> **抜粋本文**
**********

アメリカジョッキークラブカップ 3着のユーバーレーベン=1月22日、中山競馬場 【居酒屋ブルース】日曜中山11R
【日曜中山11R・アメリカジョッキークラブカップ(AJCC)】
大相撲初場所の十日目に行ってきた。両国国技館では今場所から声を出しての応援が解禁された。マスク着用とはいえ、声援があるとないとでは館内の雰囲気はまるで違う。
1月21日付サンケイスポーツのコラム「甘口辛口」にその様子をつづったので、お暇なときにご一読していただけると幸いです。
「誰に言っているんです?」
ひいきの居酒屋のカウンター席でヱビスビールを飲んでいるひーちゃんに聞かれた。
居酒屋ブルースを読んでくださっているユーザーの皆さま。
「なるほど。そのコラム、明日になれば私も読めるわけですね」
今は金曜夜の設定だから、そうなるね。
「その前に読むことは?」
できません。
「ですよね」
サンスポを買うか、サンスポサイトで読んでね。
「わかりやした。ところで、きょうの照明っておかしくありません? 暗くなったり明るくなったり」
そっか、ひーちゃんが「居酒屋ブルース」に参加してからは初めだったね。
「前にもあったんですか? 接続不良なら修理したほうがいいんじゃないです?」
そういう問題じゃない。明るくなったり暗くなったりするのは法則があるんだよ。
「法則?」
桃ちゃん、ヱビスの中瓶をもう一本。
桃ちゃんがヱビスを持ってきた。
「あっ、暗くなった」
桃ちゃんはビールを置いて、テーブルにいる客のオーダーを受けに向かった。
「明るくなった」
比喩なんだよ。
「比喩?」
うん。気持ちが暗いと周囲も暗くなり、気持ちが明るいと周囲も明るくなる。照明の接続の問題じゃなくて、これは人の気持ちの問題なんだ。だから比喩。さっき、ここが暗くなったときのことは思い出して。

**********

> **取り組む問題**
A - 抜粋本文の「」で囲まれた発言のうち、疑問符「?」で終わるものをすべて抜き出せ。
B - 居酒屋での会話を描いた抜粋本文の最後の文に続けて、その先を書き継げ。

> **データ抜粋**

**********

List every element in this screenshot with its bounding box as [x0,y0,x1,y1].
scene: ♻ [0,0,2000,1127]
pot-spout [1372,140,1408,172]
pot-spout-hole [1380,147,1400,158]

**********

> **解答一覧**
A -
「誰に言っているんです?」
「その前に読むことは?」
「前にもあったんですか? 接続不良なら修理したほうがいいんじゃないです?」
「法則?」
「比喩?」

B -
「桃ちゃんが来たら周囲が暗くなりました。そっか! 暗くなったのは、桃ちゃんの気持ちが暗いことを示す比喩なんだ」
ご明察。
「桃ちゃんが暗いのは…」
先週の予想が影響しているわけ。「居酒屋ブルース」は競馬の予想エッセーだからね。
「桃ちゃんの日経新春杯の◎ヤマニンゼストは4着で、京成杯の本命シャンパンカラーは6着…。でも、鈴木さんも馬券を外してますよね」
そうだけど、京成杯の◎ソールオリエンスが勝って、日経新春杯の◎プラダリアは3着。印だけ見れば、京成杯は単勝と1、3着のワイド、日経新春杯も1、3着のワイドが当たった。
「そうっすね」
気のない返事だね(苦笑)。
「私だけゆきとくんの複勝馬券を取れて申し訳ないというか…」
先週は「ゆきとくんのオメガリッチマンの単複を…」と付け加えたから問題ないよ。僕は軽視して印を回さなかったけど、ひーちゃんの予想で馬券を仕留めた方がいるかもしれないし。なんといっても石川裕紀人のオメガリッチマンは京成杯を最下位人気で2着。複勝は1090円もついたんだからね。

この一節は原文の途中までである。